◆ **Your objective**
Your task is to reproduce the entries below word for word.
• • • •
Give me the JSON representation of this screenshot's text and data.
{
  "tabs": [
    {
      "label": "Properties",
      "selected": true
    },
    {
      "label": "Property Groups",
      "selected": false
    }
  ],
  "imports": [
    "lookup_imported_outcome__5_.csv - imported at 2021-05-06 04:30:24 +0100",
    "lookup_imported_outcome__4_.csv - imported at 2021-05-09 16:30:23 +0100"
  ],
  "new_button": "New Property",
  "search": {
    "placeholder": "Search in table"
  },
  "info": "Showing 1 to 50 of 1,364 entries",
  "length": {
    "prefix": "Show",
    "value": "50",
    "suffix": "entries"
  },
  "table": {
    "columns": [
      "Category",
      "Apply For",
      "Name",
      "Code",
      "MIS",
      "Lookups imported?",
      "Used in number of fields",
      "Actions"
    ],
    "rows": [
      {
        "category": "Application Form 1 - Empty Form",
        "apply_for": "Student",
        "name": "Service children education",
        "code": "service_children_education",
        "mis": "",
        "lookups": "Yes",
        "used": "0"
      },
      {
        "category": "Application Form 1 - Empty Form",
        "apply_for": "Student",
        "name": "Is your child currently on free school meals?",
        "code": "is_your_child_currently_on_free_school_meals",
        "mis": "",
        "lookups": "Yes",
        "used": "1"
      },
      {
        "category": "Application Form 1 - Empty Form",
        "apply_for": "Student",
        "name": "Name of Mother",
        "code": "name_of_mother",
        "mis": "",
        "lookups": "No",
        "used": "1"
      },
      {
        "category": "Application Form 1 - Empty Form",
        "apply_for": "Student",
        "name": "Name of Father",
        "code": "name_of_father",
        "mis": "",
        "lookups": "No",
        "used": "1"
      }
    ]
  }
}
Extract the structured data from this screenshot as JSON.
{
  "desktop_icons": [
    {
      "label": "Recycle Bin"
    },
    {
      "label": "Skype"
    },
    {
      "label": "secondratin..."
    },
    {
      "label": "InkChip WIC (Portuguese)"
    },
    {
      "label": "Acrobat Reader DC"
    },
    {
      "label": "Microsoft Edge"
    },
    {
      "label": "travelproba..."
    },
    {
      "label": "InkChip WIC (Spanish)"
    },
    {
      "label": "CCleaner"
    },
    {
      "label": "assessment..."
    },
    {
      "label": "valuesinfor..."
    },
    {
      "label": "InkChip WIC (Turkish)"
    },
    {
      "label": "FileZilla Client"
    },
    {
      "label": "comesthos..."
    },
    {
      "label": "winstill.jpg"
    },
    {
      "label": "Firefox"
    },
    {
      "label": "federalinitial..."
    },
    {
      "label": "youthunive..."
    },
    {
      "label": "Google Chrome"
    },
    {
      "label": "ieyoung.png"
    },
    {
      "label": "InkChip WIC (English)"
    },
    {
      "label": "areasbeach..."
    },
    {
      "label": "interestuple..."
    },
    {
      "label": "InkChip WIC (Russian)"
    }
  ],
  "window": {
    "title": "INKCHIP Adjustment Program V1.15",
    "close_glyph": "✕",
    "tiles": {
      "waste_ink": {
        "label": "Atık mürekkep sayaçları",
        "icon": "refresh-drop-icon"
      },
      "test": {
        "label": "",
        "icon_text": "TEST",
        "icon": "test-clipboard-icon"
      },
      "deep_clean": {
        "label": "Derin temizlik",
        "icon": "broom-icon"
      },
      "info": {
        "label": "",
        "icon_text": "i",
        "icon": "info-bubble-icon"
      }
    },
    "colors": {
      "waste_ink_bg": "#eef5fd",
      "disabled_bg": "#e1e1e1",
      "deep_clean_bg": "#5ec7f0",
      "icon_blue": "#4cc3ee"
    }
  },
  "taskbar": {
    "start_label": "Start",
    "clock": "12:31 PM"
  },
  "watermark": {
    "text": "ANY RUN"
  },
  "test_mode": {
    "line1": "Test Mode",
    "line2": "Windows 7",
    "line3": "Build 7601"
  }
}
• • • •
◆ **Expected answer**
Give me the JSON representation of this screenshot's text and data.
{
  "tabs": [
    {
      "label": "Properties",
      "selected": true
    },
    {
      "label": "Property Groups",
      "selected": false
    }
  ],
  "imports": [
    "lookup_imported_outcome__5_.csv - imported at 2021-05-06 04:30:24 +0100",
    "lookup_imported_outcome__4_.csv - imported at 2021-05-09 16:30:23 +0100"
  ],
  "new_button": "New Property",
  "search": {
    "placeholder": "Search in table"
  },
  "info": "Showing 1 to 50 of 1,364 entries",
  "length": {
    "prefix": "Show",
    "value": "50",
    "suffix": "entries"
  },
  "table": {
    "columns": [
      "Category",
      "Apply For",
      "Name",
      "Code",
      "MIS",
      "Lookups imported?",
      "Used in number of fields",
      "Actions"
    ],
    "rows": [
      {
        "category": "Application Form 1 - Empty Form",
        "apply_for": "Student",
        "name": "Service children education",
        "code": "service_children_education",
        "mis": "",
        "lookups": "Yes",
        "used": "0"
      },
      {
        "category": "Application Form 1 - Empty Form",
        "apply_for": "Student",
        "name": "Is your child currently on free school meals?",
        "code": "is_your_child_currently_on_free_school_meals",
        "mis": "",
        "lookups": "Yes",
        "used": "1"
      },
      {
        "category": "Application Form 1 - Empty Form",
        "apply_for": "Student",
        "name": "Name of Mother",
        "code": "name_of_mother",
        "mis": "",
        "lookups": "No",
        "used": "1"
      },
      {
        "category": "Application Form 1 - Empty Form",
        "apply_for": "Student",
        "name": "Name of Father",
        "code": "name_of_father",
        "mis": "",
        "lookups": "No",
        "used": "1"
      }
    ]
  }
}
Extract the structured data from this screenshot as JSON.
{
  "desktop_icons": [
    {
      "label": "Recycle Bin"
    },
    {
      "label": "Skype"
    },
    {
      "label": "secondratin..."
    },
    {
      "label": "InkChip WIC (Portuguese)"
    },
    {
      "label": "Acrobat Reader DC"
    },
    {
      "label": "Microsoft Edge"
    },
    {
      "label": "travelproba..."
    },
    {
      "label": "InkChip WIC (Spanish)"
    },
    {
      "label": "CCleaner"
    },
    {
      "label": "assessment..."
    },
    {
      "label": "valuesinfor..."
    },
    {
      "label": "InkChip WIC (Turkish)"
    },
    {
      "label": "FileZilla Client"
    },
    {
      "label": "comesthos..."
    },
    {
      "label": "winstill.jpg"
    },
    {
      "label": "Firefox"
    },
    {
      "label": "federalinitial..."
    },
    {
      "label": "youthunive..."
    },
    {
      "label": "Google Chrome"
    },
    {
      "label": "ieyoung.png"
    },
    {
      "label": "InkChip WIC (English)"
    },
    {
      "label": "areasbeach..."
    },
    {
      "label": "interestuple..."
    },
    {
      "label": "InkChip WIC (Russian)"
    }
  ],
  "window": {
    "title": "INKCHIP Adjustment Program V1.15",
    "close_glyph": "✕",
    "tiles": {
      "waste_ink": {
        "label": "Atık mürekkep sayaçları",
        "icon": "refresh-drop-icon"
      },
      "test": {
        "label": "",
        "icon_text": "TEST",
        "icon": "test-clipboard-icon"
      },
      "deep_clean": {
        "label": "Derin temizlik",
        "icon": "broom-icon"
      },
      "info": {
        "label": "",
        "icon_text": "i",
        "icon": "info-bubble-icon"
      }
    },
    "colors": {
      "waste_ink_bg": "#eef5fd",
      "disabled_bg": "#e1e1e1",
      "deep_clean_bg": "#5ec7f0",
      "icon_blue": "#4cc3ee"
    }
  },
  "taskbar": {
    "start_label": "Start",
    "clock": "12:31 PM"
  },
  "watermark": {
    "text": "ANY RUN"
  },
  "test_mode": {
    "line1": "Test Mode",
    "line2": "Windows 7",
    "line3": "Build 7601"
  }
}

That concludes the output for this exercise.